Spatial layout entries
----
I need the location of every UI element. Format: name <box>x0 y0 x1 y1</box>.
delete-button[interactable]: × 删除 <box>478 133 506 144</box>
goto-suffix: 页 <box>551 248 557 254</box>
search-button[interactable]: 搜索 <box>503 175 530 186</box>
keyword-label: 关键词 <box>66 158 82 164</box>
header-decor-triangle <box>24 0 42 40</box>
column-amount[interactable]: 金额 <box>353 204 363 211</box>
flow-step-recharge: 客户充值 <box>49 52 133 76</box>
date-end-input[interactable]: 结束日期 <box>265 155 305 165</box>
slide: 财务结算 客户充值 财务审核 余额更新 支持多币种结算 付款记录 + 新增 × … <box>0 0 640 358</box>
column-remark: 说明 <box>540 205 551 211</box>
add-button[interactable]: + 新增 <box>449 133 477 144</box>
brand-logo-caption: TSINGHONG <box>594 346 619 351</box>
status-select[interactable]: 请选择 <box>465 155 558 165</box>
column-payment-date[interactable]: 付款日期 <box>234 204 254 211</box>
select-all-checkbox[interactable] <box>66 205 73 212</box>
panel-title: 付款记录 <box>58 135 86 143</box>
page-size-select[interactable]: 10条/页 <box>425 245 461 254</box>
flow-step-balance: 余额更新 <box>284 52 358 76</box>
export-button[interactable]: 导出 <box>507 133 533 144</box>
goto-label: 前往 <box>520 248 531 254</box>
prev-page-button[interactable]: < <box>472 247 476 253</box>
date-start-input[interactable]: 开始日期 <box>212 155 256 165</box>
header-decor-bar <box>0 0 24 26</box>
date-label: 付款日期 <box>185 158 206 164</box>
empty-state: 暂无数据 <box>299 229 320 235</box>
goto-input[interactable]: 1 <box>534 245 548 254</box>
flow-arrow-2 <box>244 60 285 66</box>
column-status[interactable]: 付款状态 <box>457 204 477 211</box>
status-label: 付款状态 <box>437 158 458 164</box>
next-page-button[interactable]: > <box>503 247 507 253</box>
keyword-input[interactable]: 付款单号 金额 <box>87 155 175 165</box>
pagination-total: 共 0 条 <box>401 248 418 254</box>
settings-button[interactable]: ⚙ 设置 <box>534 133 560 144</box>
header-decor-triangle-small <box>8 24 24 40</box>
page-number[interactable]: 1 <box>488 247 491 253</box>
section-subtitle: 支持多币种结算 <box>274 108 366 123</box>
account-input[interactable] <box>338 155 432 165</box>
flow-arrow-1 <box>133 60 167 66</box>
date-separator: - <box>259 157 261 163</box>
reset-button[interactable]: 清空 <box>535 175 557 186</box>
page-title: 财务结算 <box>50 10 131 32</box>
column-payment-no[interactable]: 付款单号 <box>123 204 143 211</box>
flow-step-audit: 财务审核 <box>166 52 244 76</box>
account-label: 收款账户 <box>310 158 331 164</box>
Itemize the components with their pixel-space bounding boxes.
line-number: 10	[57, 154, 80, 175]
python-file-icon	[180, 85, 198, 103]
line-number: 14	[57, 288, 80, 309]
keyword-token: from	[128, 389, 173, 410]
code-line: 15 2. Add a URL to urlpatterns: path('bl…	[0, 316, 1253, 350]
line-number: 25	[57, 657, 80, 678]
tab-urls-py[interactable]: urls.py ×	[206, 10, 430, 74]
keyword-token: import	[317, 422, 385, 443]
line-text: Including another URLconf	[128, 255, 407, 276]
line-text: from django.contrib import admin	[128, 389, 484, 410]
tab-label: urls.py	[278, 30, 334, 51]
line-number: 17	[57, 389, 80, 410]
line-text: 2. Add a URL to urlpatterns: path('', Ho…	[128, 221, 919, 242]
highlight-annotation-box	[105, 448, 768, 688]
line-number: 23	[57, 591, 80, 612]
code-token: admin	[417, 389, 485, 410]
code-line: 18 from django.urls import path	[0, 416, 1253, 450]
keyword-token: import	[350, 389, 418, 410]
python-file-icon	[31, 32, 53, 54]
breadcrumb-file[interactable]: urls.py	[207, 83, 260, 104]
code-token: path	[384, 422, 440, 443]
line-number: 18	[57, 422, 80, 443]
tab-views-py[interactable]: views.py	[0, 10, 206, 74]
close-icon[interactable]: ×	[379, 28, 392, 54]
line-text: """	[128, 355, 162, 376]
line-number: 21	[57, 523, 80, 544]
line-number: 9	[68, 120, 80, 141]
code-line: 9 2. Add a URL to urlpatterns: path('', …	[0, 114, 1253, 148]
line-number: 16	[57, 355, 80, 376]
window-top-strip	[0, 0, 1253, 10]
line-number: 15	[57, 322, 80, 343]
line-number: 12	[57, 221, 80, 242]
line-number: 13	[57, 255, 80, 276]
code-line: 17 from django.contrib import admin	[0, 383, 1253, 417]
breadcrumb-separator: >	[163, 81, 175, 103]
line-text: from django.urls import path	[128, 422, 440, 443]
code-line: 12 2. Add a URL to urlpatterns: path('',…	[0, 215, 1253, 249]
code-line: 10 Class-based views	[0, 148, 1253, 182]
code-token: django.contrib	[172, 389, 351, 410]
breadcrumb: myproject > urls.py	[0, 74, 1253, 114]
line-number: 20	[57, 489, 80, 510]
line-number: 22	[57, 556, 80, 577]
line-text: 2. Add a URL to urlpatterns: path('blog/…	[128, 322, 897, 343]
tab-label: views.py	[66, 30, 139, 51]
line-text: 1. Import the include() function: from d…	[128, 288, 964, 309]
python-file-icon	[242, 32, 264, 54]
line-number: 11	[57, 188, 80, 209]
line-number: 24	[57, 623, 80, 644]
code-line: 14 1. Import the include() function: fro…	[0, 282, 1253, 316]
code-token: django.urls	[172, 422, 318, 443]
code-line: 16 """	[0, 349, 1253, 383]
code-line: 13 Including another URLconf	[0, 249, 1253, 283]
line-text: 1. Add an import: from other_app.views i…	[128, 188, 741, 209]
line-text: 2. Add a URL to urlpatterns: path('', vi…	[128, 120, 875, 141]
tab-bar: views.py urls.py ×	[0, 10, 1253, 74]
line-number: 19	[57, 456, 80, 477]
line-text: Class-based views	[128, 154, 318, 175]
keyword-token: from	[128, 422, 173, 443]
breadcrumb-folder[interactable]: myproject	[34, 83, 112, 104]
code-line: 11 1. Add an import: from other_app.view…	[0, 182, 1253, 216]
----
◆ **Written exercise**: Rewrite all of the material above, replacing "line-number" with "row-number" everywhere it occurs and leaving everything else unchanged.

◆ **Result for this task**:
I need the location of every UI element. Format: name <box>x0 y0 x1 y1</box>.
delete-button[interactable]: × 删除 <box>478 133 506 144</box>
goto-suffix: 页 <box>551 248 557 254</box>
search-button[interactable]: 搜索 <box>503 175 530 186</box>
keyword-label: 关键词 <box>66 158 82 164</box>
header-decor-triangle <box>24 0 42 40</box>
column-amount[interactable]: 金额 <box>353 204 363 211</box>
flow-step-recharge: 客户充值 <box>49 52 133 76</box>
date-end-input[interactable]: 结束日期 <box>265 155 305 165</box>
slide: 财务结算 客户充值 财务审核 余额更新 支持多币种结算 付款记录 + 新增 × … <box>0 0 640 358</box>
column-remark: 说明 <box>540 205 551 211</box>
add-button[interactable]: + 新增 <box>449 133 477 144</box>
brand-logo-caption: TSINGHONG <box>594 346 619 351</box>
status-select[interactable]: 请选择 <box>465 155 558 165</box>
column-payment-date[interactable]: 付款日期 <box>234 204 254 211</box>
select-all-checkbox[interactable] <box>66 205 73 212</box>
panel-title: 付款记录 <box>58 135 86 143</box>
page-size-select[interactable]: 10条/页 <box>425 245 461 254</box>
flow-step-balance: 余额更新 <box>284 52 358 76</box>
export-button[interactable]: 导出 <box>507 133 533 144</box>
goto-label: 前往 <box>520 248 531 254</box>
prev-page-button[interactable]: < <box>472 247 476 253</box>
date-start-input[interactable]: 开始日期 <box>212 155 256 165</box>
header-decor-bar <box>0 0 24 26</box>
date-label: 付款日期 <box>185 158 206 164</box>
empty-state: 暂无数据 <box>299 229 320 235</box>
goto-input[interactable]: 1 <box>534 245 548 254</box>
flow-arrow-2 <box>244 60 285 66</box>
column-status[interactable]: 付款状态 <box>457 204 477 211</box>
status-label: 付款状态 <box>437 158 458 164</box>
next-page-button[interactable]: > <box>503 247 507 253</box>
keyword-input[interactable]: 付款单号 金额 <box>87 155 175 165</box>
pagination-total: 共 0 条 <box>401 248 418 254</box>
settings-button[interactable]: ⚙ 设置 <box>534 133 560 144</box>
header-decor-triangle-small <box>8 24 24 40</box>
page-number[interactable]: 1 <box>488 247 491 253</box>
section-subtitle: 支持多币种结算 <box>274 108 366 123</box>
account-input[interactable] <box>338 155 432 165</box>
flow-arrow-1 <box>133 60 167 66</box>
date-separator: - <box>259 157 261 163</box>
reset-button[interactable]: 清空 <box>535 175 557 186</box>
page-title: 财务结算 <box>50 10 131 32</box>
column-payment-no[interactable]: 付款单号 <box>123 204 143 211</box>
flow-step-audit: 财务审核 <box>166 52 244 76</box>
account-label: 收款账户 <box>310 158 331 164</box>
Itemize the components with their pixel-space bounding boxes.
row-number: 10	[57, 154, 80, 175]
python-file-icon	[180, 85, 198, 103]
row-number: 14	[57, 288, 80, 309]
keyword-token: from	[128, 389, 173, 410]
code-line: 15 2. Add a URL to urlpatterns: path('bl…	[0, 316, 1253, 350]
row-number: 25	[57, 657, 80, 678]
tab-urls-py[interactable]: urls.py ×	[206, 10, 430, 74]
keyword-token: import	[317, 422, 385, 443]
line-text: Including another URLconf	[128, 255, 407, 276]
line-text: from django.contrib import admin	[128, 389, 484, 410]
tab-label: urls.py	[278, 30, 334, 51]
row-number: 17	[57, 389, 80, 410]
line-text: 2. Add a URL to urlpatterns: path('', Ho…	[128, 221, 919, 242]
highlight-annotation-box	[105, 448, 768, 688]
row-number: 23	[57, 591, 80, 612]
code-token: admin	[417, 389, 485, 410]
code-line: 18 from django.urls import path	[0, 416, 1253, 450]
keyword-token: import	[350, 389, 418, 410]
python-file-icon	[31, 32, 53, 54]
breadcrumb-file[interactable]: urls.py	[207, 83, 260, 104]
code-token: path	[384, 422, 440, 443]
row-number: 18	[57, 422, 80, 443]
tab-views-py[interactable]: views.py	[0, 10, 206, 74]
close-icon[interactable]: ×	[379, 28, 392, 54]
line-text: """	[128, 355, 162, 376]
row-number: 21	[57, 523, 80, 544]
row-number: 9	[68, 120, 80, 141]
code-line: 9 2. Add a URL to urlpatterns: path('', …	[0, 114, 1253, 148]
row-number: 16	[57, 355, 80, 376]
window-top-strip	[0, 0, 1253, 10]
row-number: 15	[57, 322, 80, 343]
row-number: 12	[57, 221, 80, 242]
row-number: 13	[57, 255, 80, 276]
code-line: 17 from django.contrib import admin	[0, 383, 1253, 417]
breadcrumb-separator: >	[163, 81, 175, 103]
line-text: from django.urls import path	[128, 422, 440, 443]
code-line: 12 2. Add a URL to urlpatterns: path('',…	[0, 215, 1253, 249]
code-line: 10 Class-based views	[0, 148, 1253, 182]
code-token: django.contrib	[172, 389, 351, 410]
breadcrumb: myproject > urls.py	[0, 74, 1253, 114]
row-number: 20	[57, 489, 80, 510]
row-number: 22	[57, 556, 80, 577]
line-text: 2. Add a URL to urlpatterns: path('blog/…	[128, 322, 897, 343]
tab-label: views.py	[66, 30, 139, 51]
line-text: 1. Import the include() function: from d…	[128, 288, 964, 309]
python-file-icon	[242, 32, 264, 54]
row-number: 11	[57, 188, 80, 209]
row-number: 24	[57, 623, 80, 644]
code-line: 14 1. Import the include() function: fro…	[0, 282, 1253, 316]
code-token: django.urls	[172, 422, 318, 443]
code-line: 16 """	[0, 349, 1253, 383]
code-line: 13 Including another URLconf	[0, 249, 1253, 283]
line-text: 1. Add an import: from other_app.views i…	[128, 188, 741, 209]
line-text: 2. Add a URL to urlpatterns: path('', vi…	[128, 120, 875, 141]
tab-bar: views.py urls.py ×	[0, 10, 1253, 74]
row-number: 19	[57, 456, 80, 477]
line-text: Class-based views	[128, 154, 318, 175]
keyword-token: from	[128, 422, 173, 443]
breadcrumb-folder[interactable]: myproject	[34, 83, 112, 104]
code-line: 11 1. Add an import: from other_app.view…	[0, 182, 1253, 216]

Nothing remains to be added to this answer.